Count how many lines hold the string "text", and give only that number.

(A run of records)
--- Begin ---

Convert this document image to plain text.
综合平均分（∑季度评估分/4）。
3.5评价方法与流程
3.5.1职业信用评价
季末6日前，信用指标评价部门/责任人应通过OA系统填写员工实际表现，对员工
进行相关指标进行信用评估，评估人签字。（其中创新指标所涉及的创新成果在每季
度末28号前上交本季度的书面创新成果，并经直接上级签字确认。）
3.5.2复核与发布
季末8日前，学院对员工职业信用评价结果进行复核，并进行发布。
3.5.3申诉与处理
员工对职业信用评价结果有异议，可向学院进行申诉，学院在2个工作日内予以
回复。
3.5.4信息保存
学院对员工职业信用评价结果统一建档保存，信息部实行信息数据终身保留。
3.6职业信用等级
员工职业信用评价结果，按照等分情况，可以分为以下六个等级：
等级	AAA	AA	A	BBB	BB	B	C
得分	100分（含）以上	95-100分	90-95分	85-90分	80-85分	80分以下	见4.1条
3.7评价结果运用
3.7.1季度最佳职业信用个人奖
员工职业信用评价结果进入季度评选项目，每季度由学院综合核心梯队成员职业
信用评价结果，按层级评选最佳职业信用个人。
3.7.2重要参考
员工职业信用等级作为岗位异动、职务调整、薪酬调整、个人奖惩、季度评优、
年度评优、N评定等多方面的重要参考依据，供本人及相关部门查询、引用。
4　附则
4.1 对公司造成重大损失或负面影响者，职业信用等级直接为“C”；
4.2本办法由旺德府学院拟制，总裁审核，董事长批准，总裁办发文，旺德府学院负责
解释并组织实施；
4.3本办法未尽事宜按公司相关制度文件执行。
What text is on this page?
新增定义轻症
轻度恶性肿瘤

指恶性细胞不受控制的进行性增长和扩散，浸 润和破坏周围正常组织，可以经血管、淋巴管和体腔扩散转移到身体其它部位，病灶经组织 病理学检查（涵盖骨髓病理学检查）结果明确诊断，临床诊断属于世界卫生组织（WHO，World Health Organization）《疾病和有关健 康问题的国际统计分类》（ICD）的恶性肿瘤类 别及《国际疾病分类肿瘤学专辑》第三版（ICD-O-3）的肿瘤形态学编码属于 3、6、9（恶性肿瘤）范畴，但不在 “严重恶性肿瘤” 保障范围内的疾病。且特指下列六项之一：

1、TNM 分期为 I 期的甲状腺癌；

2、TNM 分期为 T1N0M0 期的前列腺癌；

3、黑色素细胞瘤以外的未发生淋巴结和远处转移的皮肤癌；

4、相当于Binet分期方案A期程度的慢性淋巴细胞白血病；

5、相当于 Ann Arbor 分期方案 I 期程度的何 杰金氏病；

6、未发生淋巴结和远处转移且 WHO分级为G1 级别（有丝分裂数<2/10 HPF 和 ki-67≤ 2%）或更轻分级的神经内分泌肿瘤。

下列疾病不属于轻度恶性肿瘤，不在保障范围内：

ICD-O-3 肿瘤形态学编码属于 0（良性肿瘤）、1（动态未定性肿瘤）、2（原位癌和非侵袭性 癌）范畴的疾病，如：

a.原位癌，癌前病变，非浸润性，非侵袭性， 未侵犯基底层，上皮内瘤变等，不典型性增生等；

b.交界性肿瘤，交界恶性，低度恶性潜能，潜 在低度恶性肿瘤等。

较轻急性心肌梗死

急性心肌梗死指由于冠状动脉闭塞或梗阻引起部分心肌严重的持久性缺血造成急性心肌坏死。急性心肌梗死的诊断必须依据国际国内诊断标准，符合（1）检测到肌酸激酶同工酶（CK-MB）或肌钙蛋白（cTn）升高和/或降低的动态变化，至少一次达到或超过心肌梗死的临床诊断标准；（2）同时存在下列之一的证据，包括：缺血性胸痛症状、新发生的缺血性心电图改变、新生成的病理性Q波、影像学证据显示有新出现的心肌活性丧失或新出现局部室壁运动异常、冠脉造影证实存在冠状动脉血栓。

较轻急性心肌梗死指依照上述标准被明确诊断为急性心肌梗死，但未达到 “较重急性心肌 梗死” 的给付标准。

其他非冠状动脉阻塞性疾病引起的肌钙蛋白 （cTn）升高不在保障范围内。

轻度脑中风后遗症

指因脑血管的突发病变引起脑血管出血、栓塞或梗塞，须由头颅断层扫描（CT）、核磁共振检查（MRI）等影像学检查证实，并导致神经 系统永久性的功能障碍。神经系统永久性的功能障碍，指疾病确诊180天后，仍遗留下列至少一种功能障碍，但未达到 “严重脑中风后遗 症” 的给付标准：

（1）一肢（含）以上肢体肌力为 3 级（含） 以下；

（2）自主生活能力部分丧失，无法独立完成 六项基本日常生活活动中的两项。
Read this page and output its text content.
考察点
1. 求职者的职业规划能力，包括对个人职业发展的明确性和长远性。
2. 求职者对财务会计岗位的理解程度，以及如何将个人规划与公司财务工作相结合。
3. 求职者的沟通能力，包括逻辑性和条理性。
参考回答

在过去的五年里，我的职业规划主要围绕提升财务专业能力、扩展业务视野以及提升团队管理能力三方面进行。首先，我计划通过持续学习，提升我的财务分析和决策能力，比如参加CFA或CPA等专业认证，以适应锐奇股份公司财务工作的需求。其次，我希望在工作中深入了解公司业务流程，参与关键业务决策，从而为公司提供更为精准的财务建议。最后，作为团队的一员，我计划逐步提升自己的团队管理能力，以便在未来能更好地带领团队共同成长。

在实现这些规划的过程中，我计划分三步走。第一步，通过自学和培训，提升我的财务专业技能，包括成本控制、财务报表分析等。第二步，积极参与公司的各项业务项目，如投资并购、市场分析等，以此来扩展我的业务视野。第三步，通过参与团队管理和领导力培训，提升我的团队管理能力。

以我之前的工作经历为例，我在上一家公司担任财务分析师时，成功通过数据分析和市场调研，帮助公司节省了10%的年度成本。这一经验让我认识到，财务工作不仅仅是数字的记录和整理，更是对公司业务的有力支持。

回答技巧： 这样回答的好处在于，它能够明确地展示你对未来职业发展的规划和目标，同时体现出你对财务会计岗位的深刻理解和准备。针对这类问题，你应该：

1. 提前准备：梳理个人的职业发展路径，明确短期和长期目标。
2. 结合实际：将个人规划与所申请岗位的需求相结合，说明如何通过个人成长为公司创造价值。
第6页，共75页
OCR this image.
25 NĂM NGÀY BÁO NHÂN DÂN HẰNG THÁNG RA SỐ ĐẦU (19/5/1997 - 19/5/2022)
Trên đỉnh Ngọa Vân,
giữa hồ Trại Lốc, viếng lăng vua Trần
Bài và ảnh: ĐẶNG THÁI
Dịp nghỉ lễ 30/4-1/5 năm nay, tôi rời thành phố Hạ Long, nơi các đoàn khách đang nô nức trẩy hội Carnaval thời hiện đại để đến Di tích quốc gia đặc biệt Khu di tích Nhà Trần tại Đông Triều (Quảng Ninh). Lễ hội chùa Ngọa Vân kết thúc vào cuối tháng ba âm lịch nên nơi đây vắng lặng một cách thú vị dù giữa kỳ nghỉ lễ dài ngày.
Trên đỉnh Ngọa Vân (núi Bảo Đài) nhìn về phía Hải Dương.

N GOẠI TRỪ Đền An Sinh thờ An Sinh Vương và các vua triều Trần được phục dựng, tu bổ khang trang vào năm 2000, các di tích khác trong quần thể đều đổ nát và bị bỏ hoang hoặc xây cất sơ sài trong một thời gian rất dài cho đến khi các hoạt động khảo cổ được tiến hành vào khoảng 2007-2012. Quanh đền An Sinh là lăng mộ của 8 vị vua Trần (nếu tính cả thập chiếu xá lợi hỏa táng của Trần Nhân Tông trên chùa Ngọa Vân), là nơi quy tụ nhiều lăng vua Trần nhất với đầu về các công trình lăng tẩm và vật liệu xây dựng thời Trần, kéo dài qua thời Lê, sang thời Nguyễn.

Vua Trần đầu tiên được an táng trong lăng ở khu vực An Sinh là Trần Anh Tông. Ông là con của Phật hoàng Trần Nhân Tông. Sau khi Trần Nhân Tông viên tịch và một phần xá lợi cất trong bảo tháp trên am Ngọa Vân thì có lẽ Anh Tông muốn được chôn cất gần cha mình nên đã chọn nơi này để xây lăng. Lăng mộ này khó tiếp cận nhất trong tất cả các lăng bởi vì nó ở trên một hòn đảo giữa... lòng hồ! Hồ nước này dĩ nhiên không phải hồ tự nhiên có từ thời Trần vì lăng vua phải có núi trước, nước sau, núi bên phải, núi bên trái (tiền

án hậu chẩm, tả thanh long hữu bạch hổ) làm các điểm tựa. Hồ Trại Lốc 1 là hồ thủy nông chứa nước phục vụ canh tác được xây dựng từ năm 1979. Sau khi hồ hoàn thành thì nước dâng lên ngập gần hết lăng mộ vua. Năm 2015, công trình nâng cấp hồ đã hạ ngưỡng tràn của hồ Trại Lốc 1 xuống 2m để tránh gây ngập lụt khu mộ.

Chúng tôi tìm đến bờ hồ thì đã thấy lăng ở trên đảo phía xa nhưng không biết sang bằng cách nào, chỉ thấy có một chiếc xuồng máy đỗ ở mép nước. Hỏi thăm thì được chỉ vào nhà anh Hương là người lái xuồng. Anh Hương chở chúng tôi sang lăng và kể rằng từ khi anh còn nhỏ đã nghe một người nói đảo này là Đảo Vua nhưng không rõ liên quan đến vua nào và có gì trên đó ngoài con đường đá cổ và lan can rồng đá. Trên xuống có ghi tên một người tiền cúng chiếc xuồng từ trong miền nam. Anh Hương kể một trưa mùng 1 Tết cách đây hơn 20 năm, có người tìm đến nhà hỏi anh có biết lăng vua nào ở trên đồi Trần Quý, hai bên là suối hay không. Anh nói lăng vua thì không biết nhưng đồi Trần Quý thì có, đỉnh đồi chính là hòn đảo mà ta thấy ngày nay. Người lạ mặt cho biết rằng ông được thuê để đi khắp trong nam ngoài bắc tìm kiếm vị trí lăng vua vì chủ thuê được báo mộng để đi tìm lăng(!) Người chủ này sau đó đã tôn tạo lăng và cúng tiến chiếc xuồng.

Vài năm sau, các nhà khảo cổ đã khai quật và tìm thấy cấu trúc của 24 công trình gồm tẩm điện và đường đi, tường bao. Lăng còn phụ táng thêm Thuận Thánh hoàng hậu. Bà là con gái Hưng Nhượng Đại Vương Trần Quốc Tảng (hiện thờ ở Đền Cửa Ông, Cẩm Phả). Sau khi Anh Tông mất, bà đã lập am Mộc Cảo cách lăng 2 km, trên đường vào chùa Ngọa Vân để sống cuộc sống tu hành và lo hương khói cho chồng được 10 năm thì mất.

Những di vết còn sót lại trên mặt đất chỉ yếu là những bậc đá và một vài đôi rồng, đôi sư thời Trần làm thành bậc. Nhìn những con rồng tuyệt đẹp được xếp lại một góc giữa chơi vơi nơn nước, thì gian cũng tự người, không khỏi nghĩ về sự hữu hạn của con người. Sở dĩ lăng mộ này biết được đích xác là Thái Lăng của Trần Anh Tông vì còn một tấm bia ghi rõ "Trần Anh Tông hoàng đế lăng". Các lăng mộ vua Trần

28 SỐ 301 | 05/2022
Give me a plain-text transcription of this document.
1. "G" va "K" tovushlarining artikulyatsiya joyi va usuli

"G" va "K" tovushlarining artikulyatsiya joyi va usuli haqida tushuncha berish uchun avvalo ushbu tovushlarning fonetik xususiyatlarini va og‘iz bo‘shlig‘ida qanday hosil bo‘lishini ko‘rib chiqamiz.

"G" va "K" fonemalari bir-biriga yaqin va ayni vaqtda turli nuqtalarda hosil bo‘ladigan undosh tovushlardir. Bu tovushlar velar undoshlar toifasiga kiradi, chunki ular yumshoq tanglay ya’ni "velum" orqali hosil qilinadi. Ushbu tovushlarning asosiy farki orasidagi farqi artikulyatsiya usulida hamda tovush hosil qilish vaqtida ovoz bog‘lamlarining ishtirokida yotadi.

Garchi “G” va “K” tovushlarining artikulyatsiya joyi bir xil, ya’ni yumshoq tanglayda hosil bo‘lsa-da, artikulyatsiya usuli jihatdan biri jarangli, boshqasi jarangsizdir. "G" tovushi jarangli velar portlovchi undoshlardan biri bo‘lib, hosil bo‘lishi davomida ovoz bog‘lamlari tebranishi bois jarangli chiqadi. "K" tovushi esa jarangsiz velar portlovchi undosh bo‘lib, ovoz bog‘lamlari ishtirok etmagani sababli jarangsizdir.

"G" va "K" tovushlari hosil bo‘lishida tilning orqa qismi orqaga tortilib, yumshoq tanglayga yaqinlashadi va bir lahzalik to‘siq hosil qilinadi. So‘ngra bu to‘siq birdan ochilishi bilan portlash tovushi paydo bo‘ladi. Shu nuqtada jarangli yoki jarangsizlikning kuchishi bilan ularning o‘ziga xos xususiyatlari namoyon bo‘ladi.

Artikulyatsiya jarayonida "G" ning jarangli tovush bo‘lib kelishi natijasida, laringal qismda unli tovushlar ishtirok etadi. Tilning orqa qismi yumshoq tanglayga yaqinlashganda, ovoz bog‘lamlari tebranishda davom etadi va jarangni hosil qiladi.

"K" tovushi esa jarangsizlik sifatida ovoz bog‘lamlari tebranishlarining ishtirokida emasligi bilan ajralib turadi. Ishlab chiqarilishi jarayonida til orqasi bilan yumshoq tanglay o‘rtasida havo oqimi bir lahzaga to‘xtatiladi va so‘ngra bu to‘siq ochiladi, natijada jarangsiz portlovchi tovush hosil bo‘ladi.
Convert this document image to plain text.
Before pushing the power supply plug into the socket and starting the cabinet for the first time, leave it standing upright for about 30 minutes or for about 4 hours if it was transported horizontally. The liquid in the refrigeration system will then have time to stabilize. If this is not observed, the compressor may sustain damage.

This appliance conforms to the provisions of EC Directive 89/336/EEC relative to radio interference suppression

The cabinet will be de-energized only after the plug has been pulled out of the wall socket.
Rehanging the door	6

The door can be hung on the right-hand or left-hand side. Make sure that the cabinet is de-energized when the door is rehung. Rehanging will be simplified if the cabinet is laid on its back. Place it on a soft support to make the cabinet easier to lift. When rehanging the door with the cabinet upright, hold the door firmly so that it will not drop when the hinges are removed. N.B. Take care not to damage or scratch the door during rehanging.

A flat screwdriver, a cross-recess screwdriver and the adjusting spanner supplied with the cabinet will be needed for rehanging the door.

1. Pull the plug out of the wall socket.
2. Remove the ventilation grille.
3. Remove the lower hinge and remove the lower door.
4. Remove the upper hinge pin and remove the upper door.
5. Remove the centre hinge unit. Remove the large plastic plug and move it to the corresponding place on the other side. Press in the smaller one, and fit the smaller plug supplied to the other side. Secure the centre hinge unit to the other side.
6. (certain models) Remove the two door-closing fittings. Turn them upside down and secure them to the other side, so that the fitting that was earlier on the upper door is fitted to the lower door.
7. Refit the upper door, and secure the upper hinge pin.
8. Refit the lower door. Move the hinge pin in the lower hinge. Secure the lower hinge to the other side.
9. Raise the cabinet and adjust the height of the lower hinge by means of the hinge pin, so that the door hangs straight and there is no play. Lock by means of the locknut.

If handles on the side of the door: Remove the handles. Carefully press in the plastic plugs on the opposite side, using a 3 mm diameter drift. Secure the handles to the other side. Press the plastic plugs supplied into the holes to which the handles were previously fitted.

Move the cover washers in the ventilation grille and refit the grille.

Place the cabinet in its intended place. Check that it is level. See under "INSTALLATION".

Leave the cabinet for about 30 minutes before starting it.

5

--- End ---

_EXERCISE RESULT_
5